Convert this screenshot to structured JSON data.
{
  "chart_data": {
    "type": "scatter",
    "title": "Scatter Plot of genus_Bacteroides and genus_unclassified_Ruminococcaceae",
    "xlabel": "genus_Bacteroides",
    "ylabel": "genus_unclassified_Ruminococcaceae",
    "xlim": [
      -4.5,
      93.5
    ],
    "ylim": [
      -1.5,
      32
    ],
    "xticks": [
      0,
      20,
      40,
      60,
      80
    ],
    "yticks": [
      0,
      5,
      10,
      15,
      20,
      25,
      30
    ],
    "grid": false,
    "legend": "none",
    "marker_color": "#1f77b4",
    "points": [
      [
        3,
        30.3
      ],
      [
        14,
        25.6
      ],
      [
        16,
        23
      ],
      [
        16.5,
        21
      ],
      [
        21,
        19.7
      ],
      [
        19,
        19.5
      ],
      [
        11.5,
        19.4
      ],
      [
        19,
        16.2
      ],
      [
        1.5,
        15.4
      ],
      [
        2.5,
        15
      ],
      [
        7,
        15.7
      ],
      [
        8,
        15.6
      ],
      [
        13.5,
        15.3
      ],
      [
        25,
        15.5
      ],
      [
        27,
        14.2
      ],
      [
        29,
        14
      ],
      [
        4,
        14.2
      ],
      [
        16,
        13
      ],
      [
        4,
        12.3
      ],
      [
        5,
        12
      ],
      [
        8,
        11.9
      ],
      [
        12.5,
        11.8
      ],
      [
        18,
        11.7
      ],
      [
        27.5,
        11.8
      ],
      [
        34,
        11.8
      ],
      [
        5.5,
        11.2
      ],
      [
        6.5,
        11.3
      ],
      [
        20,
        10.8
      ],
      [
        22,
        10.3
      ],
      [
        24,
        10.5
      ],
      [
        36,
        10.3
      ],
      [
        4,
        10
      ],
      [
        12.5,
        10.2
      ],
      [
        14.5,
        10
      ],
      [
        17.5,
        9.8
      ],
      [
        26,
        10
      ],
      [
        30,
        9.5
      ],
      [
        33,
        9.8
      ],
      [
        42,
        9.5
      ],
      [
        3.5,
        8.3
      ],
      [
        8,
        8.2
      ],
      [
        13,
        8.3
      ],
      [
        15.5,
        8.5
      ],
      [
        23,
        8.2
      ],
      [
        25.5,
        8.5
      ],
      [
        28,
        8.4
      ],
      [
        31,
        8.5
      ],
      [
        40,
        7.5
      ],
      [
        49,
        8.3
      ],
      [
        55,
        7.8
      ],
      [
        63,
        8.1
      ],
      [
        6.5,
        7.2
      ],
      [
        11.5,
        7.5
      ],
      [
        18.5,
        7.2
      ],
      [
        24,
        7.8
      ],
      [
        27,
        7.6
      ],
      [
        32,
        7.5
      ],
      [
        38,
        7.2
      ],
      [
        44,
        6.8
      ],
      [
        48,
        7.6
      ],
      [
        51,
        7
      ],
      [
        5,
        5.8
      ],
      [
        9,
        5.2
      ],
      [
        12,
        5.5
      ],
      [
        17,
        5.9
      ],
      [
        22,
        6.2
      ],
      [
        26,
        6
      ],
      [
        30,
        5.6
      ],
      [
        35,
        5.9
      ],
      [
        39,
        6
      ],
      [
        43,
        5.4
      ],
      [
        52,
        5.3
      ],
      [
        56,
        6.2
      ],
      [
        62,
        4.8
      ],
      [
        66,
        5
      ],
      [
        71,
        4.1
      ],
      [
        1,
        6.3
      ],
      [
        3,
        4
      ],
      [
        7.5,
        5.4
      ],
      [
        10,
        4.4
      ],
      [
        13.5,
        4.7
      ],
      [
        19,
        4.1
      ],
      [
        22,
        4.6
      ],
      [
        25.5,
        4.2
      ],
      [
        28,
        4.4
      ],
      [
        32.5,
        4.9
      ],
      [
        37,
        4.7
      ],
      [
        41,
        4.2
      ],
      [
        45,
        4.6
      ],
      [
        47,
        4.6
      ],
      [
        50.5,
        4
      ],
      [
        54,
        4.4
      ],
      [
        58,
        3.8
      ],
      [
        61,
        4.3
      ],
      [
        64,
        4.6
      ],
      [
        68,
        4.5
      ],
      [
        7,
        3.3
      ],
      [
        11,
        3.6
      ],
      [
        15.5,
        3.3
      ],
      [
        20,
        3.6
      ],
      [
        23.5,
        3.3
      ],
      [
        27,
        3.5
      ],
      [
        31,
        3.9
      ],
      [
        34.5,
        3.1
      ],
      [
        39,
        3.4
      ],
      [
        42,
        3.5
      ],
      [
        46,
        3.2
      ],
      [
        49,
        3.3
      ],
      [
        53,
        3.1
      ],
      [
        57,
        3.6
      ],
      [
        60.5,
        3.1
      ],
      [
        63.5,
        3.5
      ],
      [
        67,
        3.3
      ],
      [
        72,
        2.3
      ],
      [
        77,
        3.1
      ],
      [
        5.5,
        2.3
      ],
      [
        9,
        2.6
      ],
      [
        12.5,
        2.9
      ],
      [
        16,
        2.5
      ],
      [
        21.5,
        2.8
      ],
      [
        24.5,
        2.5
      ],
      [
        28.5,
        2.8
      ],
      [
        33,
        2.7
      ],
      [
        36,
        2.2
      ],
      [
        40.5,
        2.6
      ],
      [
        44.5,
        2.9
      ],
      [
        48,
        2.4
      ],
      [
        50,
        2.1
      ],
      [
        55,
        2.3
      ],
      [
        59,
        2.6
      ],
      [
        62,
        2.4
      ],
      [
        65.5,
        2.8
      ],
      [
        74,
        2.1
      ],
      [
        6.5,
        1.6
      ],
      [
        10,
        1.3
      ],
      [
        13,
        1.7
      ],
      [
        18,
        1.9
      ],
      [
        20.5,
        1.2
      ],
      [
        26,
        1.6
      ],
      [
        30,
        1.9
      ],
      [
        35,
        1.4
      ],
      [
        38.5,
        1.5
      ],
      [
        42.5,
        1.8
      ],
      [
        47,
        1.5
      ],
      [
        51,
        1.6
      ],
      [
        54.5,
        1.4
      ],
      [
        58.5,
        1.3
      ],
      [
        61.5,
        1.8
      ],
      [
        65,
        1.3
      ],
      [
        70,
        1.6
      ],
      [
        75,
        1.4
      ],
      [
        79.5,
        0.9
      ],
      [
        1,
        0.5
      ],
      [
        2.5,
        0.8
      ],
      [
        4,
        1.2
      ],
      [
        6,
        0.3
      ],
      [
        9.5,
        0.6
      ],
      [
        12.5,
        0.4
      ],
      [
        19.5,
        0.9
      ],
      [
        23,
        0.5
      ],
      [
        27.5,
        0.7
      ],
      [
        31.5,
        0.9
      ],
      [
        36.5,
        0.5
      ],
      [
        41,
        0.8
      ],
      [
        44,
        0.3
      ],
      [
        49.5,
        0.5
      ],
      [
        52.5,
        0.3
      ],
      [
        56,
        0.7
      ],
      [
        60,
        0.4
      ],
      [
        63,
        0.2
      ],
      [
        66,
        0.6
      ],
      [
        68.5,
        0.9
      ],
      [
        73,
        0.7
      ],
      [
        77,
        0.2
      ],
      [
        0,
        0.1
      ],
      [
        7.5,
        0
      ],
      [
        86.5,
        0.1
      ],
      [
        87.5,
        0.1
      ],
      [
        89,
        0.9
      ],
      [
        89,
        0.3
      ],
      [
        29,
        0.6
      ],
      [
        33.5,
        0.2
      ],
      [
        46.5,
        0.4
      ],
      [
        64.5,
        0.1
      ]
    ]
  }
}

WRITTEN EXERCISE:
Write the entries again, exactly as they stand.

WRITTEN REPLY:
Convert this screenshot to structured JSON data.
{
  "chart_data": {
    "type": "scatter",
    "title": "Scatter Plot of genus_Bacteroides and genus_unclassified_Ruminococcaceae",
    "xlabel": "genus_Bacteroides",
    "ylabel": "genus_unclassified_Ruminococcaceae",
    "xlim": [
      -4.5,
      93.5
    ],
    "ylim": [
      -1.5,
      32
    ],
    "xticks": [
      0,
      20,
      40,
      60,
      80
    ],
    "yticks": [
      0,
      5,
      10,
      15,
      20,
      25,
      30
    ],
    "grid": false,
    "legend": "none",
    "marker_color": "#1f77b4",
    "points": [
      [
        3,
        30.3
      ],
      [
        14,
        25.6
      ],
      [
        16,
        23
      ],
      [
        16.5,
        21
      ],
      [
        21,
        19.7
      ],
      [
        19,
        19.5
      ],
      [
        11.5,
        19.4
      ],
      [
        19,
        16.2
      ],
      [
        1.5,
        15.4
      ],
      [
        2.5,
        15
      ],
      [
        7,
        15.7
      ],
      [
        8,
        15.6
      ],
      [
        13.5,
        15.3
      ],
      [
        25,
        15.5
      ],
      [
        27,
        14.2
      ],
      [
        29,
        14
      ],
      [
        4,
        14.2
      ],
      [
        16,
        13
      ],
      [
        4,
        12.3
      ],
      [
        5,
        12
      ],
      [
        8,
        11.9
      ],
      [
        12.5,
        11.8
      ],
      [
        18,
        11.7
      ],
      [
        27.5,
        11.8
      ],
      [
        34,
        11.8
      ],
      [
        5.5,
        11.2
      ],
      [
        6.5,
        11.3
      ],
      [
        20,
        10.8
      ],
      [
        22,
        10.3
      ],
      [
        24,
        10.5
      ],
      [
        36,
        10.3
      ],
      [
        4,
        10
      ],
      [
        12.5,
        10.2
      ],
      [
        14.5,
        10
      ],
      [
        17.5,
        9.8
      ],
      [
        26,
        10
      ],
      [
        30,
        9.5
      ],
      [
        33,
        9.8
      ],
      [
        42,
        9.5
      ],
      [
        3.5,
        8.3
      ],
      [
        8,
        8.2
      ],
      [
        13,
        8.3
      ],
      [
        15.5,
        8.5
      ],
      [
        23,
        8.2
      ],
      [
        25.5,
        8.5
      ],
      [
        28,
        8.4
      ],
      [
        31,
        8.5
      ],
      [
        40,
        7.5
      ],
      [
        49,
        8.3
      ],
      [
        55,
        7.8
      ],
      [
        63,
        8.1
      ],
      [
        6.5,
        7.2
      ],
      [
        11.5,
        7.5
      ],
      [
        18.5,
        7.2
      ],
      [
        24,
        7.8
      ],
      [
        27,
        7.6
      ],
      [
        32,
        7.5
      ],
      [
        38,
        7.2
      ],
      [
        44,
        6.8
      ],
      [
        48,
        7.6
      ],
      [
        51,
        7
      ],
      [
        5,
        5.8
      ],
      [
        9,
        5.2
      ],
      [
        12,
        5.5
      ],
      [
        17,
        5.9
      ],
      [
        22,
        6.2
      ],
      [
        26,
        6
      ],
      [
        30,
        5.6
      ],
      [
        35,
        5.9
      ],
      [
        39,
        6
      ],
      [
        43,
        5.4
      ],
      [
        52,
        5.3
      ],
      [
        56,
        6.2
      ],
      [
        62,
        4.8
      ],
      [
        66,
        5
      ],
      [
        71,
        4.1
      ],
      [
        1,
        6.3
      ],
      [
        3,
        4
      ],
      [
        7.5,
        5.4
      ],
      [
        10,
        4.4
      ],
      [
        13.5,
        4.7
      ],
      [
        19,
        4.1
      ],
      [
        22,
        4.6
      ],
      [
        25.5,
        4.2
      ],
      [
        28,
        4.4
      ],
      [
        32.5,
        4.9
      ],
      [
        37,
        4.7
      ],
      [
        41,
        4.2
      ],
      [
        45,
        4.6
      ],
      [
        47,
        4.6
      ],
      [
        50.5,
        4
      ],
      [
        54,
        4.4
      ],
      [
        58,
        3.8
      ],
      [
        61,
        4.3
      ],
      [
        64,
        4.6
      ],
      [
        68,
        4.5
      ],
      [
        7,
        3.3
      ],
      [
        11,
        3.6
      ],
      [
        15.5,
        3.3
      ],
      [
        20,
        3.6
      ],
      [
        23.5,
        3.3
      ],
      [
        27,
        3.5
      ],
      [
        31,
        3.9
      ],
      [
        34.5,
        3.1
      ],
      [
        39,
        3.4
      ],
      [
        42,
        3.5
      ],
      [
        46,
        3.2
      ],
      [
        49,
        3.3
      ],
      [
        53,
        3.1
      ],
      [
        57,
        3.6
      ],
      [
        60.5,
        3.1
      ],
      [
        63.5,
        3.5
      ],
      [
        67,
        3.3
      ],
      [
        72,
        2.3
      ],
      [
        77,
        3.1
      ],
      [
        5.5,
        2.3
      ],
      [
        9,
        2.6
      ],
      [
        12.5,
        2.9
      ],
      [
        16,
        2.5
      ],
      [
        21.5,
        2.8
      ],
      [
        24.5,
        2.5
      ],
      [
        28.5,
        2.8
      ],
      [
        33,
        2.7
      ],
      [
        36,
        2.2
      ],
      [
        40.5,
        2.6
      ],
      [
        44.5,
        2.9
      ],
      [
        48,
        2.4
      ],
      [
        50,
        2.1
      ],
      [
        55,
        2.3
      ],
      [
        59,
        2.6
      ],
      [
        62,
        2.4
      ],
      [
        65.5,
        2.8
      ],
      [
        74,
        2.1
      ],
      [
        6.5,
        1.6
      ],
      [
        10,
        1.3
      ],
      [
        13,
        1.7
      ],
      [
        18,
        1.9
      ],
      [
        20.5,
        1.2
      ],
      [
        26,
        1.6
      ],
      [
        30,
        1.9
      ],
      [
        35,
        1.4
      ],
      [
        38.5,
        1.5
      ],
      [
        42.5,
        1.8
      ],
      [
        47,
        1.5
      ],
      [
        51,
        1.6
      ],
      [
        54.5,
        1.4
      ],
      [
        58.5,
        1.3
      ],
      [
        61.5,
        1.8
      ],
      [
        65,
        1.3
      ],
      [
        70,
        1.6
      ],
      [
        75,
        1.4
      ],
      [
        79.5,
        0.9
      ],
      [
        1,
        0.5
      ],
      [
        2.5,
        0.8
      ],
      [
        4,
        1.2
      ],
      [
        6,
        0.3
      ],
      [
        9.5,
        0.6
      ],
      [
        12.5,
        0.4
      ],
      [
        19.5,
        0.9
      ],
      [
        23,
        0.5
      ],
      [
        27.5,
        0.7
      ],
      [
        31.5,
        0.9
      ],
      [
        36.5,
        0.5
      ],
      [
        41,
        0.8
      ],
      [
        44,
        0.3
      ],
      [
        49.5,
        0.5
      ],
      [
        52.5,
        0.3
      ],
      [
        56,
        0.7
      ],
      [
        60,
        0.4
      ],
      [
        63,
        0.2
      ],
      [
        66,
        0.6
      ],
      [
        68.5,
        0.9
      ],
      [
        73,
        0.7
      ],
      [
        77,
        0.2
      ],
      [
        0,
        0.1
      ],
      [
        7.5,
        0
      ],
      [
        86.5,
        0.1
      ],
      [
        87.5,
        0.1
      ],
      [
        89,
        0.9
      ],
      [
        89,
        0.3
      ],
      [
        29,
        0.6
      ],
      [
        33.5,
        0.2
      ],
      [
        46.5,
        0.4
      ],
      [
        64.5,
        0.1
      ]
    ]
  }
}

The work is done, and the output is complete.